Request:
Copy out every line containing the word "triangle".

(Stored items)
----------------

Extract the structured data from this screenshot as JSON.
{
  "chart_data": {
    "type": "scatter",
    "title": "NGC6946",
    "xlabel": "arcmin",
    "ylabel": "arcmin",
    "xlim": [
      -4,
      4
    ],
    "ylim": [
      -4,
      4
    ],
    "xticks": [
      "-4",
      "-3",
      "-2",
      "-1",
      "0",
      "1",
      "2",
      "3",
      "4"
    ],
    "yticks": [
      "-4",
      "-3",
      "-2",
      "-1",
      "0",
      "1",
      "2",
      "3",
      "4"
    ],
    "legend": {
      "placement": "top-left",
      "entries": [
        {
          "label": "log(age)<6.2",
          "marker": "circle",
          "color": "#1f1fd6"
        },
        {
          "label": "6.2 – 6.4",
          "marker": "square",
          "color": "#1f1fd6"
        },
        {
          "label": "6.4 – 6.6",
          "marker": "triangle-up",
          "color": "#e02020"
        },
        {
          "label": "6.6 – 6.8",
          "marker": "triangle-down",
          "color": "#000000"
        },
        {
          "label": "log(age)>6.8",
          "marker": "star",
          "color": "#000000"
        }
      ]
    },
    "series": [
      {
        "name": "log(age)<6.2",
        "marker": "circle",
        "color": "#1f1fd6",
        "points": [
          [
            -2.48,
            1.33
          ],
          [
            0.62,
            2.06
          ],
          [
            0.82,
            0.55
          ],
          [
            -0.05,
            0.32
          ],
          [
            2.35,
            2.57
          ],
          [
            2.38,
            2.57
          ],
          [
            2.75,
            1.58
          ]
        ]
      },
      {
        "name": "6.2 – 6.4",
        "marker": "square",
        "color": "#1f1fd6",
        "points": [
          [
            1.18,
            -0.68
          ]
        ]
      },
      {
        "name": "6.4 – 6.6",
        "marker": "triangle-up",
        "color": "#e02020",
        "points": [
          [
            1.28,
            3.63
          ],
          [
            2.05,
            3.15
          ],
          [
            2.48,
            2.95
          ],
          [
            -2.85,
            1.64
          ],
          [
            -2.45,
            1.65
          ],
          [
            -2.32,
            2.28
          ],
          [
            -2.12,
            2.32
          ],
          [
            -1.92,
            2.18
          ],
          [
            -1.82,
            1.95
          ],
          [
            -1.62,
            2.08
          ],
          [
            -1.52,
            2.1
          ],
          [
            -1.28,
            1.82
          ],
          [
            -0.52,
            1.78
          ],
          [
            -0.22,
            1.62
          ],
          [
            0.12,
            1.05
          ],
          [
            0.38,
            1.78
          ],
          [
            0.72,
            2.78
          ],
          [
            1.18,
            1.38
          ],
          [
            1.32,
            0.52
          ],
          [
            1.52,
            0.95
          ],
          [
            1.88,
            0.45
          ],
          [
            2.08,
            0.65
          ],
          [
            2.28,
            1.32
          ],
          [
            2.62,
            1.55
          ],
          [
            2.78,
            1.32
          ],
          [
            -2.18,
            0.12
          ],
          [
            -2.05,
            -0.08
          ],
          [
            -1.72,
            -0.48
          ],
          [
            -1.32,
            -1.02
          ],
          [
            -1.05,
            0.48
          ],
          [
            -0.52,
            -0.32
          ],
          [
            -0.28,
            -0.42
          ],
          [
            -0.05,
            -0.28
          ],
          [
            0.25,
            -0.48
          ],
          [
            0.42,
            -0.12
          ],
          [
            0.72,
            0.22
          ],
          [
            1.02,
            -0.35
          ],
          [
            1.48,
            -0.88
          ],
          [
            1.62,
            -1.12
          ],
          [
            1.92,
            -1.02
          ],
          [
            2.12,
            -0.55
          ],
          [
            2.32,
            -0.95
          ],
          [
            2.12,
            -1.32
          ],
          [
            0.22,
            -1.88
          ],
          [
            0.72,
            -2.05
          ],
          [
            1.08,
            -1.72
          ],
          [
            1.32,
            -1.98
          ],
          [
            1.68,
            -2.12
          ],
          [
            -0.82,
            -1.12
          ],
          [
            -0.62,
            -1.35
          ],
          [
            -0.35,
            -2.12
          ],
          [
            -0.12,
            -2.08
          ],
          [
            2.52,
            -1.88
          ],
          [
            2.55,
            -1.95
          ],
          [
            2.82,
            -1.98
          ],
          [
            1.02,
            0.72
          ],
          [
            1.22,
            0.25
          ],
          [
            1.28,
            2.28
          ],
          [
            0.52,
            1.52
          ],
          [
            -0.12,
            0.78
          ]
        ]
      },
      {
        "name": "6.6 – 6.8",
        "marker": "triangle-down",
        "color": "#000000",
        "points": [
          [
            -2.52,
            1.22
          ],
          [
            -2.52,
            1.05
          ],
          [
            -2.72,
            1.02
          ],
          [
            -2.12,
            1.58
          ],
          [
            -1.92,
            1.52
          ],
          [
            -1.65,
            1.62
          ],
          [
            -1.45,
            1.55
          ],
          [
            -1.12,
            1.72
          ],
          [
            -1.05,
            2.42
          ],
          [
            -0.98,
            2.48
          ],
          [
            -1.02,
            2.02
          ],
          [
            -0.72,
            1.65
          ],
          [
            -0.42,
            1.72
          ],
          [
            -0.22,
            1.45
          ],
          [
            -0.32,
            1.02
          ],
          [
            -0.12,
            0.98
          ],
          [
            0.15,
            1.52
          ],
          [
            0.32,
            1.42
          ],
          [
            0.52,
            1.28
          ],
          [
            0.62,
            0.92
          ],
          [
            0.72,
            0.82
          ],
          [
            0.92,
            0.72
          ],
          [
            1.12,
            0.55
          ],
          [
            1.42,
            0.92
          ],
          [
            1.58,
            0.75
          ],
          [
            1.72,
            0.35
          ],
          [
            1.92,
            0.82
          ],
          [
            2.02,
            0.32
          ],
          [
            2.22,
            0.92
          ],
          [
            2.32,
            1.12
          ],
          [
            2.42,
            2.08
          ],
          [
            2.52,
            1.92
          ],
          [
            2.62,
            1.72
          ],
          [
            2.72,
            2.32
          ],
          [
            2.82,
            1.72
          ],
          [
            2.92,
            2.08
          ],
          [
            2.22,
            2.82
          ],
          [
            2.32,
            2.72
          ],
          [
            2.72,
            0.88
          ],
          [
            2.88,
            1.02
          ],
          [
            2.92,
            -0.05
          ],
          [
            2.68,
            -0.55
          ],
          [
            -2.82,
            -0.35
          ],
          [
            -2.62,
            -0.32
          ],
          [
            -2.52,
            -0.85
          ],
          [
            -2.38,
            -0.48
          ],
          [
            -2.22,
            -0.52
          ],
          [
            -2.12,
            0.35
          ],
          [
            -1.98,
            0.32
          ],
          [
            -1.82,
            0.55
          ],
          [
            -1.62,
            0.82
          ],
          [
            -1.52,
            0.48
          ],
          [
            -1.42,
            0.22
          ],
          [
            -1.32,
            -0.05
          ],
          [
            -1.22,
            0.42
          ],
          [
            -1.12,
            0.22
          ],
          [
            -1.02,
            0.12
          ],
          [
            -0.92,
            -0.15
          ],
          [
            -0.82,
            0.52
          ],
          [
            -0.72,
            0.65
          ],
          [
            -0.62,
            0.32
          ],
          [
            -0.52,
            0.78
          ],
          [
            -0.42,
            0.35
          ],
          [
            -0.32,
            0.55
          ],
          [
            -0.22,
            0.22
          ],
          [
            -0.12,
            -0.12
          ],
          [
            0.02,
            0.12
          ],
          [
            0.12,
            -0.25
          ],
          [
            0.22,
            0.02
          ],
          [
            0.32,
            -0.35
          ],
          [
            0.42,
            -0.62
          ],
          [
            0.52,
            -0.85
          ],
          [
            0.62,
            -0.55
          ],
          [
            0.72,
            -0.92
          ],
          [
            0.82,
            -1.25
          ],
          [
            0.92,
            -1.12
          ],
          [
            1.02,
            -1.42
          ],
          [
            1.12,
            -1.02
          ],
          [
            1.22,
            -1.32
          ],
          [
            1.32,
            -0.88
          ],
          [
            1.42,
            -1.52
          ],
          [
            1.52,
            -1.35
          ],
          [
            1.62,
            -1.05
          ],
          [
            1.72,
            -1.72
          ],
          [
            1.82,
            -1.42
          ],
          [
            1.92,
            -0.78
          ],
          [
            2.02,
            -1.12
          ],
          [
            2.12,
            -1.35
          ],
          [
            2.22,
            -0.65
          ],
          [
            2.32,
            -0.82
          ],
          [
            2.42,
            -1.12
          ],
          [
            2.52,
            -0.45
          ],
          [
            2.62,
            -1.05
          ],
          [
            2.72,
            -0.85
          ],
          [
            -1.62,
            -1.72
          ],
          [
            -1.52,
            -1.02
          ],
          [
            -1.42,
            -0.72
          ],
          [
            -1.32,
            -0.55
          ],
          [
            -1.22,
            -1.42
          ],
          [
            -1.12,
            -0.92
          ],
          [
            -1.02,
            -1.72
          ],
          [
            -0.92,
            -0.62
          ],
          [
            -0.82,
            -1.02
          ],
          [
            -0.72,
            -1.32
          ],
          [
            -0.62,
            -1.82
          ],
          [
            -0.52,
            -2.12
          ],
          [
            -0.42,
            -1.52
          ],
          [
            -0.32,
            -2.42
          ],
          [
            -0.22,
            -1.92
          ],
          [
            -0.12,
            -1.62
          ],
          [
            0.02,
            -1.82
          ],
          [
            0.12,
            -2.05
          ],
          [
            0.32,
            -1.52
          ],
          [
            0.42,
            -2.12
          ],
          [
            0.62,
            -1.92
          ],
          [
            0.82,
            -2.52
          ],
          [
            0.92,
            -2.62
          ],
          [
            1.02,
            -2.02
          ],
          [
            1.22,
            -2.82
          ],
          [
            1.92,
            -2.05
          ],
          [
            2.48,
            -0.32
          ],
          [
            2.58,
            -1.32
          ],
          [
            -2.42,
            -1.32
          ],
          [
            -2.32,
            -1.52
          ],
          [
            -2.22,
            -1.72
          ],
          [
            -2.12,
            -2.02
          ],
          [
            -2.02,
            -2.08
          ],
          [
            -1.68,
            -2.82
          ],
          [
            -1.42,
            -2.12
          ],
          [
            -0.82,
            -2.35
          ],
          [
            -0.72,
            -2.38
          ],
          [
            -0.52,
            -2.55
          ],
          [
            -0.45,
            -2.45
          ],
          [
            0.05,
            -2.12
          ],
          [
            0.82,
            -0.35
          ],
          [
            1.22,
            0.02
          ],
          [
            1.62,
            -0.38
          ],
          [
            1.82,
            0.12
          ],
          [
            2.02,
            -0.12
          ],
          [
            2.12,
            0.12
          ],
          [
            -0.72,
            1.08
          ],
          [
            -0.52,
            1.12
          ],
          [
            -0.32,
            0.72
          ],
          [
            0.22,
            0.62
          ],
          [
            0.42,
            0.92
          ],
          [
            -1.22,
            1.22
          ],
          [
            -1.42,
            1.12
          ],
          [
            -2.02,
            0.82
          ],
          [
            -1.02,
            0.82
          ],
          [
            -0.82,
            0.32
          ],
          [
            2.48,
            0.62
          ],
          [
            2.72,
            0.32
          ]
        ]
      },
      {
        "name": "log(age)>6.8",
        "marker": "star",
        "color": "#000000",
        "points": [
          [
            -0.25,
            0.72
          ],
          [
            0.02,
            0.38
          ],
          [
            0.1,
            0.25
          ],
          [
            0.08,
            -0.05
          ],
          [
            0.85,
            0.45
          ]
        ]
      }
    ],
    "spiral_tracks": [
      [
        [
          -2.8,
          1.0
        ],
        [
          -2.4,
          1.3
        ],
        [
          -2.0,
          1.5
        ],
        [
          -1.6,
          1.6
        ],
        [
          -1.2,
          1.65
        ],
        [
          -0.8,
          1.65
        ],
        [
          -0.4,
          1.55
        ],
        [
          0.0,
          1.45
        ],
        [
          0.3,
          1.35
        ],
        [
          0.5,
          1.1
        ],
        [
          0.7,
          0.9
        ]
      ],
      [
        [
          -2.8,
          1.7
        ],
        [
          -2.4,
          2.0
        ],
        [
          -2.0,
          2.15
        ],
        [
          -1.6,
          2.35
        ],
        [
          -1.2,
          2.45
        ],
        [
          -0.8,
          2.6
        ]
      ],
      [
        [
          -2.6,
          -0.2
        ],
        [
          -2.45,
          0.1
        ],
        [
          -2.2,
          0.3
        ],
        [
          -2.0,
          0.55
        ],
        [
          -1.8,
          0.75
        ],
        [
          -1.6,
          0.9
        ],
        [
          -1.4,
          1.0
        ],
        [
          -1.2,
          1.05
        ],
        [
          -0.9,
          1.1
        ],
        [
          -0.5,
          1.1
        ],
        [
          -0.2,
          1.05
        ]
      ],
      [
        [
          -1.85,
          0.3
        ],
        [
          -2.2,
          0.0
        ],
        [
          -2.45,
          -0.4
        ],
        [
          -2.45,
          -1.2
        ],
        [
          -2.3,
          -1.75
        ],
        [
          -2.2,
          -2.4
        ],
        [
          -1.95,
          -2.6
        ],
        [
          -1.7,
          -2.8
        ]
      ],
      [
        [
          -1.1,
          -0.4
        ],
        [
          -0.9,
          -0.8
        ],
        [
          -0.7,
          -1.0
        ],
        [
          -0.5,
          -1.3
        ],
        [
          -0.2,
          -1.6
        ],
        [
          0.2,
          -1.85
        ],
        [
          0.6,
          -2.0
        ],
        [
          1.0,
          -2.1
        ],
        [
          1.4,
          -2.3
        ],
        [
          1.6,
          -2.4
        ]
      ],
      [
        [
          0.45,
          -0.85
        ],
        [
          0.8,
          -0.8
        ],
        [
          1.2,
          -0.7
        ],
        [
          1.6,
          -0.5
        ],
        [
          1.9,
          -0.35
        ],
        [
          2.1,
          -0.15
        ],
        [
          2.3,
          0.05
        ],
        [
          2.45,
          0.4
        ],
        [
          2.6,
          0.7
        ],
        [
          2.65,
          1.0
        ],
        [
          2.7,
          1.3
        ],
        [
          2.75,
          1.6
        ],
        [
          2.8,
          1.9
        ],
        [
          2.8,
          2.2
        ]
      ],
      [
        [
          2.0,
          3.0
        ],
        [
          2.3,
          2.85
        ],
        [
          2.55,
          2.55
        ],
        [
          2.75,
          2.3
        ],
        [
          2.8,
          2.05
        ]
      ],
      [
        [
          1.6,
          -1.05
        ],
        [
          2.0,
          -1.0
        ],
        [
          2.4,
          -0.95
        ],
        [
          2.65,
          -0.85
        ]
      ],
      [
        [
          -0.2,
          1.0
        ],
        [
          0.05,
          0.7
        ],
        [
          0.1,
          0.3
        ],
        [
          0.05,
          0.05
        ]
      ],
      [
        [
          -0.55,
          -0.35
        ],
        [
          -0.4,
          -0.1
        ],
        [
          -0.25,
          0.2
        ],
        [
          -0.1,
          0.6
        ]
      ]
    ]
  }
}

----------------

Exercise result:
          "marker": "triangle-up",
          "marker": "triangle-down",
        "marker": "triangle-up",
        "marker": "triangle-down",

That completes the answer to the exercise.